-- START OF Entries shown --

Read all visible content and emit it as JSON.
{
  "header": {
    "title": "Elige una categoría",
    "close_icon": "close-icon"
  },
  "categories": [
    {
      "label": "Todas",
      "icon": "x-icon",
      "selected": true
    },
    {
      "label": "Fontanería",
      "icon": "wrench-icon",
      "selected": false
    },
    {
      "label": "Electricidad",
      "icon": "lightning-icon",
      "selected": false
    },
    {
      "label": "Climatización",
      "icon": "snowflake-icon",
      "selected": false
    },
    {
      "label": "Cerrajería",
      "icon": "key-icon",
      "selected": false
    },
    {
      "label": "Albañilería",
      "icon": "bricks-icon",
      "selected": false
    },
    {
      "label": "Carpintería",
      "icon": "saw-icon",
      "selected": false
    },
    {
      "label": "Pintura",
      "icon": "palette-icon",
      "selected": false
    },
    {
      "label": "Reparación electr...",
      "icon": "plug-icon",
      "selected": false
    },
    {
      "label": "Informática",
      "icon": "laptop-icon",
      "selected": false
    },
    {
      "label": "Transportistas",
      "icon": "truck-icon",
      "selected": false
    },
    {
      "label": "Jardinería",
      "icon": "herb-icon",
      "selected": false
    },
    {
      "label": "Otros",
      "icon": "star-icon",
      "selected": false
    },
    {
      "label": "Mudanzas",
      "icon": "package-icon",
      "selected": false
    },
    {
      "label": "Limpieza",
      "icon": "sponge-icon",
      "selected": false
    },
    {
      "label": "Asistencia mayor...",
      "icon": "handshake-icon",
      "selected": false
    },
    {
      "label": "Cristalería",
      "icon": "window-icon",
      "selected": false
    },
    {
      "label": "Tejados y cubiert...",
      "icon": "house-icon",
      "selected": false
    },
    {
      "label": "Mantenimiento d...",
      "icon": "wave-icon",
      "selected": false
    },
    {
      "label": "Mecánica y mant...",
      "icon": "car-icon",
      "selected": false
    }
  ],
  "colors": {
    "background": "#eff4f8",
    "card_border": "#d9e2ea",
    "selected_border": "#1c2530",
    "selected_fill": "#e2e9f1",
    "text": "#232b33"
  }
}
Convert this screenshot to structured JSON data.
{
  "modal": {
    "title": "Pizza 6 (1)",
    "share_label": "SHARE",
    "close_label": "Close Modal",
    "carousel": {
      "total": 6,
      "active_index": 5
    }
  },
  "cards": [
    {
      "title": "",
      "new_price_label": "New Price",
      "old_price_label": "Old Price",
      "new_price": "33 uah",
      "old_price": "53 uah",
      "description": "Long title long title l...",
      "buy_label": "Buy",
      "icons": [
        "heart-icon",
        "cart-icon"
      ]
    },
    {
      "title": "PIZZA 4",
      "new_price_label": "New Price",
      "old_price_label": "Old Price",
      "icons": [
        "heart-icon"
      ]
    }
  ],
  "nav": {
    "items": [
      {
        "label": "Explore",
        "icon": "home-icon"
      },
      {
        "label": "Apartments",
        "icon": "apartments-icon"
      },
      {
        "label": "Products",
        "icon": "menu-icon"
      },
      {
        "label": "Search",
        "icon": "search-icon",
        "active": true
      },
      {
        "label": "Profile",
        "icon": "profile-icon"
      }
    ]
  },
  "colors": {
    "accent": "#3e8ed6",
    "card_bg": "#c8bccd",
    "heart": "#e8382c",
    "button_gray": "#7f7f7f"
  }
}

-- END OF Entries shown --

◆ Your goal:
What number of lines in the records contain the word "title"? Answer with that number alone.

◆ Exercise result:
5